Given problem → Select and reproduce each line of the listing below that bears the string "children".

[Stored data entries]
>>>

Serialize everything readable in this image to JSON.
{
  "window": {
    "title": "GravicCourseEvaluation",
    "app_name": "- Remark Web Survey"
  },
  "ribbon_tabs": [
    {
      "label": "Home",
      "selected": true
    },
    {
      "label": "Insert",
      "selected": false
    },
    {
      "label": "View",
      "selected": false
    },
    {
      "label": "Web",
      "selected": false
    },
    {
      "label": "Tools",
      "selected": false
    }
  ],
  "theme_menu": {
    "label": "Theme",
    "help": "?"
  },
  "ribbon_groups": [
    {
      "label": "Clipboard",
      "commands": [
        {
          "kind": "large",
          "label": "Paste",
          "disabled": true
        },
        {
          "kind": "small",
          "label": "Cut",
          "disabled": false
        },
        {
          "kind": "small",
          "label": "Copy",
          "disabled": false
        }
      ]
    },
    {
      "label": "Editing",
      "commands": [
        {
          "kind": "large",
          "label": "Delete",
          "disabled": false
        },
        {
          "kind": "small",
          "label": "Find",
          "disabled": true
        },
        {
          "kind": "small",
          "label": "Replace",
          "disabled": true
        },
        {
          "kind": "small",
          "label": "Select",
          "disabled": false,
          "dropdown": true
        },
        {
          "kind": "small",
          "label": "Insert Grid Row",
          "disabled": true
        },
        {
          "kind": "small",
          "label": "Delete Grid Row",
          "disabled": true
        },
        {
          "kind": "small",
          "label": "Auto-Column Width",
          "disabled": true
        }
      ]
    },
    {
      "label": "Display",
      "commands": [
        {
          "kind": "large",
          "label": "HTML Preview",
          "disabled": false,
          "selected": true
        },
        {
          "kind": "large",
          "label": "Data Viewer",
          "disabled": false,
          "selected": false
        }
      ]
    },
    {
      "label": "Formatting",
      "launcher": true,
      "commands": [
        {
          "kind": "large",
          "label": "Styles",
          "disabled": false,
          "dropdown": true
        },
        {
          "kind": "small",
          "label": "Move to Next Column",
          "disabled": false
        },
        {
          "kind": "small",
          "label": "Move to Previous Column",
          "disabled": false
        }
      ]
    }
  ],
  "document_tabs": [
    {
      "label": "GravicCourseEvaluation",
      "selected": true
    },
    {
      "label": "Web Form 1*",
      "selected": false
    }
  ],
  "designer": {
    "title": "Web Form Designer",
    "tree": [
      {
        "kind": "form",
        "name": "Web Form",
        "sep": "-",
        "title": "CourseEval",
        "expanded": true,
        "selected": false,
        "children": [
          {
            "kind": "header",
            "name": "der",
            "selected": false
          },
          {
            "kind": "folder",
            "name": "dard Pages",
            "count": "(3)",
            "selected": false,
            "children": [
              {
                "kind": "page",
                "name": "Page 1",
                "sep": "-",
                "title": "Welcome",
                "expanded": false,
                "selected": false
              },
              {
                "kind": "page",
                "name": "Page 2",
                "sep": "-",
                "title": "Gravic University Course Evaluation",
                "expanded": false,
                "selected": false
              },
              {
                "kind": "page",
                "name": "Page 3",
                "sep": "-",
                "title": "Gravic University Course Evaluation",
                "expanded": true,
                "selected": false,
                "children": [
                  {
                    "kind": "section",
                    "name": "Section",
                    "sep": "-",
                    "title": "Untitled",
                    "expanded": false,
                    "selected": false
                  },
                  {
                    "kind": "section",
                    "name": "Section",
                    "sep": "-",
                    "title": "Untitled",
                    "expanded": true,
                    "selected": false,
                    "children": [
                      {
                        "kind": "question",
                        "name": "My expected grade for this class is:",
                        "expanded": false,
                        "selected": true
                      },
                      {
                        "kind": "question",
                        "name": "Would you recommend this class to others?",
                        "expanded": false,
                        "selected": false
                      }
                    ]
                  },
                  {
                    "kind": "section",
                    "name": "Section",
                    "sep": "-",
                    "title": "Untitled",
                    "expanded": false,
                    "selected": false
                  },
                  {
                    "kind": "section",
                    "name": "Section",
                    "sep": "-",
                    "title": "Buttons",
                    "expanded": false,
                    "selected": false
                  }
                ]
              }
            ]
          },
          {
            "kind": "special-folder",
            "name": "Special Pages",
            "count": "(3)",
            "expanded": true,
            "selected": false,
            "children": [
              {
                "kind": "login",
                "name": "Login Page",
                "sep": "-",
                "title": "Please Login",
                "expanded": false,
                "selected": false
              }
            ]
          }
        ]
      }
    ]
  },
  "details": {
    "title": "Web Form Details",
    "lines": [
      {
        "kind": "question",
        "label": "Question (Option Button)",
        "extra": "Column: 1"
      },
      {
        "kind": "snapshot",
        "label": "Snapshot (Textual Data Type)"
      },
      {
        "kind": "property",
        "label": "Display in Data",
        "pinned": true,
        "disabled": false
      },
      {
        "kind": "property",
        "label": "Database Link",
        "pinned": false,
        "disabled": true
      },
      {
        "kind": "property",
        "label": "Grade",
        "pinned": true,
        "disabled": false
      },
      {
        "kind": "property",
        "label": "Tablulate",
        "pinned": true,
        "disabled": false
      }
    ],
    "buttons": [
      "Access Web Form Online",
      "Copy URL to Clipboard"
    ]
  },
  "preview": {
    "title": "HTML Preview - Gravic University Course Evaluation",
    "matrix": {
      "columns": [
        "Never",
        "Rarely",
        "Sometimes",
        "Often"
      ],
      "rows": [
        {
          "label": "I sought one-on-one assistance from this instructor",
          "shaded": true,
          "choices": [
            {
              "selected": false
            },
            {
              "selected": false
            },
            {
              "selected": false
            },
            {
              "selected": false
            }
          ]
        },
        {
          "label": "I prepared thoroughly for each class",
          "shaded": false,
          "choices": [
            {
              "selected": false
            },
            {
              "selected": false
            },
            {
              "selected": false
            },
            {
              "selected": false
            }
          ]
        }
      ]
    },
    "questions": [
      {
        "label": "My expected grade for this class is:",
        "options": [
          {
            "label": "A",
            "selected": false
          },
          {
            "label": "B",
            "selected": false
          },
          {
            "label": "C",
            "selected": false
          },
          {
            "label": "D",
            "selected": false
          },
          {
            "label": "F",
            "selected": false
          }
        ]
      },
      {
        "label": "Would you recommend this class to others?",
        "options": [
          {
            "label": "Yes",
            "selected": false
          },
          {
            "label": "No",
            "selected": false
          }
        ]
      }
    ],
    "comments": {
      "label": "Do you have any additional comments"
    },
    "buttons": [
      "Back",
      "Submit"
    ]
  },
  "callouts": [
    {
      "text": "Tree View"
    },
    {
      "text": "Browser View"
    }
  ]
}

<<<

Final result →
        "children": [
            "children": [
                "children": [
                    "children": [
            "children": [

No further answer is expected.